Given exercise: Write out each line that follows exactly as it stands, without the pictures.

Material for the task:
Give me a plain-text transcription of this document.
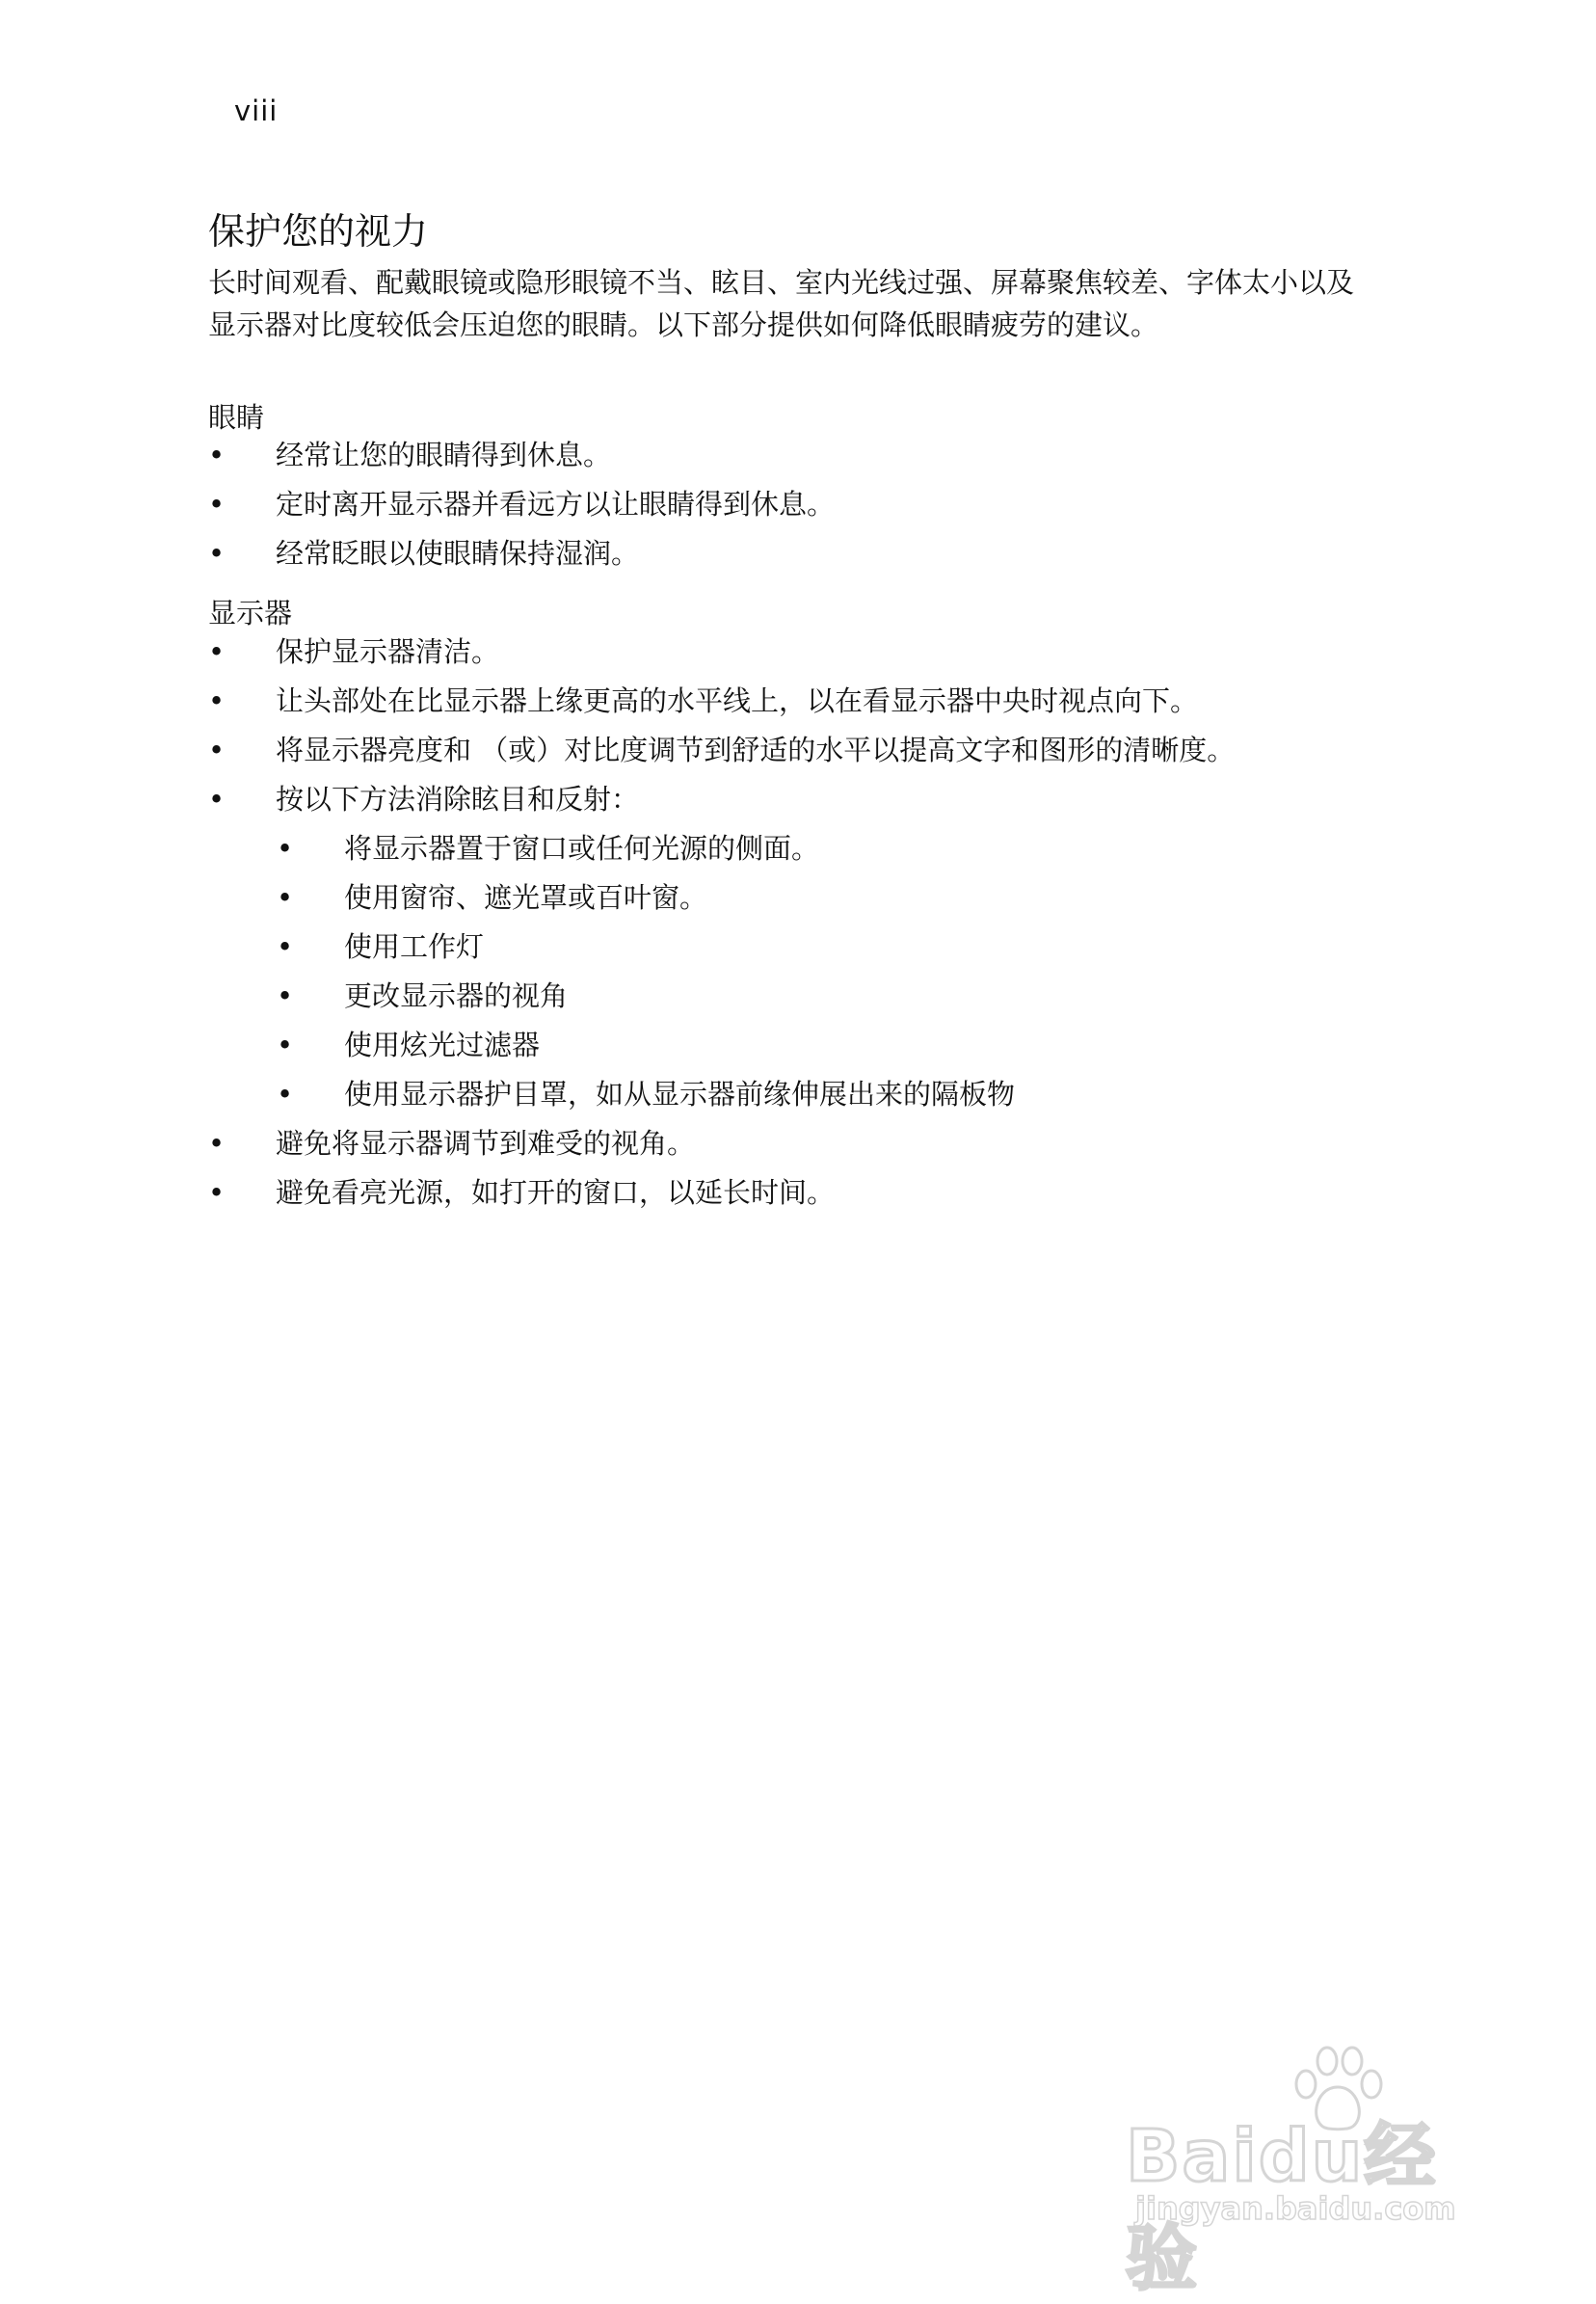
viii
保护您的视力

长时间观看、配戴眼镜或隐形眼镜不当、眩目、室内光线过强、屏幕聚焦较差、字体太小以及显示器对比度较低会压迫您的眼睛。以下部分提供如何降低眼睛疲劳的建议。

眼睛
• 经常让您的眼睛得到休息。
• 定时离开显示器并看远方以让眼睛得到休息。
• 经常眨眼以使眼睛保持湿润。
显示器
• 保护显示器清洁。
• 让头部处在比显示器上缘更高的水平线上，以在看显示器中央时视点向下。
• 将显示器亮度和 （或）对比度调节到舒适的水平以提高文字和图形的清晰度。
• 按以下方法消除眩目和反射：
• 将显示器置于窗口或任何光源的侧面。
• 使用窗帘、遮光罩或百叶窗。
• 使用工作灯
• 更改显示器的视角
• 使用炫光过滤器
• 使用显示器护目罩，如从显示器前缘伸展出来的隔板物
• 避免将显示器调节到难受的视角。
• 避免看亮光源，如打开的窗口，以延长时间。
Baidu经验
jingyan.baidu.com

Output below:
Give me a plain-text transcription of this document.
viii
保护您的视力

长时间观看、配戴眼镜或隐形眼镜不当、眩目、室内光线过强、屏幕聚焦较差、字体太小以及显示器对比度较低会压迫您的眼睛。以下部分提供如何降低眼睛疲劳的建议。

眼睛
• 经常让您的眼睛得到休息。
• 定时离开显示器并看远方以让眼睛得到休息。
• 经常眨眼以使眼睛保持湿润。
显示器
• 保护显示器清洁。
• 让头部处在比显示器上缘更高的水平线上，以在看显示器中央时视点向下。
• 将显示器亮度和 （或）对比度调节到舒适的水平以提高文字和图形的清晰度。
• 按以下方法消除眩目和反射：
• 将显示器置于窗口或任何光源的侧面。
• 使用窗帘、遮光罩或百叶窗。
• 使用工作灯
• 更改显示器的视角
• 使用炫光过滤器
• 使用显示器护目罩，如从显示器前缘伸展出来的隔板物
• 避免将显示器调节到难受的视角。
• 避免看亮光源，如打开的窗口，以延长时间。
Baidu经验
jingyan.baidu.com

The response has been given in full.